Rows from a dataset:
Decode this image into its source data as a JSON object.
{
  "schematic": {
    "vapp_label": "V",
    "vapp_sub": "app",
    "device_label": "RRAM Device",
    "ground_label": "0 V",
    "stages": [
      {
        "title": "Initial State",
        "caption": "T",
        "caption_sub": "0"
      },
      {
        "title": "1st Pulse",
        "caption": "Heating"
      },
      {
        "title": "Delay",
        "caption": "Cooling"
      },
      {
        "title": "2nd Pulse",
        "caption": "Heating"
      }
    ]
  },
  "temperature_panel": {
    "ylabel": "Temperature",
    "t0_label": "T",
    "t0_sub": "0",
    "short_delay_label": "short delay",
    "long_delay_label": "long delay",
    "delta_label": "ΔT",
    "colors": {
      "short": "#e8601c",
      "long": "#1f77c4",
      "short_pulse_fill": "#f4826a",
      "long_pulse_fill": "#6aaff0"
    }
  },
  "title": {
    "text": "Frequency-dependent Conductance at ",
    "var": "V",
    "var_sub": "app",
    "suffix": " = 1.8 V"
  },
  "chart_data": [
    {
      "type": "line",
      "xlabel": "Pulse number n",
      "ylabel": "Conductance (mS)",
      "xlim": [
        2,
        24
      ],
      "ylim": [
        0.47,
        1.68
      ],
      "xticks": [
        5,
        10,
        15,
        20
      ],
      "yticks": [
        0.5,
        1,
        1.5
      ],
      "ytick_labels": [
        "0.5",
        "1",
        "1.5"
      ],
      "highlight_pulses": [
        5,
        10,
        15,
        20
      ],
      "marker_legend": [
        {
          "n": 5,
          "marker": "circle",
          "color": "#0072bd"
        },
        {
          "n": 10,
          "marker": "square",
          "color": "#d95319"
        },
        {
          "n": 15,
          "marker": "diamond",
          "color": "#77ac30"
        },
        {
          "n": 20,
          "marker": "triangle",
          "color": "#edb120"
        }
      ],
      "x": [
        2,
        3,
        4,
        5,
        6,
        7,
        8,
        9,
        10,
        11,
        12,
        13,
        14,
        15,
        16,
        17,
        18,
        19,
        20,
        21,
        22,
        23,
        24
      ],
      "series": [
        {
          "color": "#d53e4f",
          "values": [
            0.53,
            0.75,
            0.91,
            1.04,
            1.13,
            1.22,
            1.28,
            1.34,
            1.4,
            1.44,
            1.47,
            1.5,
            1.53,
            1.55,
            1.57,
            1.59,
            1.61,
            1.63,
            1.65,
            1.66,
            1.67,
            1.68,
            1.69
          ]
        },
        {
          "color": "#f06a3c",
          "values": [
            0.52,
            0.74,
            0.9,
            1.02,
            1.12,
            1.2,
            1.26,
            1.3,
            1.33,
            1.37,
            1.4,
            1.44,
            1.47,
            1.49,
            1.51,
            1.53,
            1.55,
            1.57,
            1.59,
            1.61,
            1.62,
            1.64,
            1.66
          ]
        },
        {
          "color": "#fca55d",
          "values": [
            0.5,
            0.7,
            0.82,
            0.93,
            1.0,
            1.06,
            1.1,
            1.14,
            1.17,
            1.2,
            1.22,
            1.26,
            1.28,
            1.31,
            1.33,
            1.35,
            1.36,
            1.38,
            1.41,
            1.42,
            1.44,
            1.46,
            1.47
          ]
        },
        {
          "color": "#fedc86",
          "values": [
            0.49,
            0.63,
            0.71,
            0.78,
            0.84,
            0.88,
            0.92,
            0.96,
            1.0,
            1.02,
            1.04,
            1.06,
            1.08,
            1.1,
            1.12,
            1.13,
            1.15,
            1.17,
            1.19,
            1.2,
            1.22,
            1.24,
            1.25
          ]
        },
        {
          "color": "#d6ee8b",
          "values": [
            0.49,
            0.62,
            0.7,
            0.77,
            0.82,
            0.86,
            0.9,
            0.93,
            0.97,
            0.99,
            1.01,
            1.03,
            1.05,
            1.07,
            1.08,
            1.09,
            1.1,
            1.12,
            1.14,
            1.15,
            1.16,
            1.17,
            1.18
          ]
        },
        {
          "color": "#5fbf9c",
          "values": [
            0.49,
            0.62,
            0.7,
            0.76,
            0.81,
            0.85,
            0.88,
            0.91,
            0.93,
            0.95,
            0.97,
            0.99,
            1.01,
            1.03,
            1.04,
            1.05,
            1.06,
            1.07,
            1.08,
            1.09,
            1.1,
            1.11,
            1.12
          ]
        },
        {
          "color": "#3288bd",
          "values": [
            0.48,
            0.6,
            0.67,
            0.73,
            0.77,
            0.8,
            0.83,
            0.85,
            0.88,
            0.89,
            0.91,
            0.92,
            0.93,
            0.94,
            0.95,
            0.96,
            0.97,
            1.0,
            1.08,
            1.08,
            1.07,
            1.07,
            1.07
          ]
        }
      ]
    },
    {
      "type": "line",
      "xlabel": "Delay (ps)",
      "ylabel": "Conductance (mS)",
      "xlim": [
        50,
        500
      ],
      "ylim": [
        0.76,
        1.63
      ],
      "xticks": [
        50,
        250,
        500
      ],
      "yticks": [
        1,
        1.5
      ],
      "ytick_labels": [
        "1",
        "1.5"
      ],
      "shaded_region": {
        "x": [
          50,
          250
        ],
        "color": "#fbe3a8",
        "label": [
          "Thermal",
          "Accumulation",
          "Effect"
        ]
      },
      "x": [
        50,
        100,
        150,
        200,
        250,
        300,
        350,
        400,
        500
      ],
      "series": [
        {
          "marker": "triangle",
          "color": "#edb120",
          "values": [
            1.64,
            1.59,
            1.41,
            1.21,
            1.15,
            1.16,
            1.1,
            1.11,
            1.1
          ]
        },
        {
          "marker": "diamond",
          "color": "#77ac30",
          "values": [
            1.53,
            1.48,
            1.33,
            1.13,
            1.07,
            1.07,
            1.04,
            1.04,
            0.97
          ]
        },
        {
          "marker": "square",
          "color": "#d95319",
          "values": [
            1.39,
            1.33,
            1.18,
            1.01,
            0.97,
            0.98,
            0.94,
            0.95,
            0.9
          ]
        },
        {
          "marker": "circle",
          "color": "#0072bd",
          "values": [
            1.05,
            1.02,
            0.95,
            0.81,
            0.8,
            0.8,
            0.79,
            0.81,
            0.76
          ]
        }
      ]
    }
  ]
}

**Brief**
For each line above that contains the word "title", copy that line.

**Exercise result**
        "title": "Initial State",
        "title": "1st Pulse",
        "title": "Delay",
        "title": "2nd Pulse",
  "title": {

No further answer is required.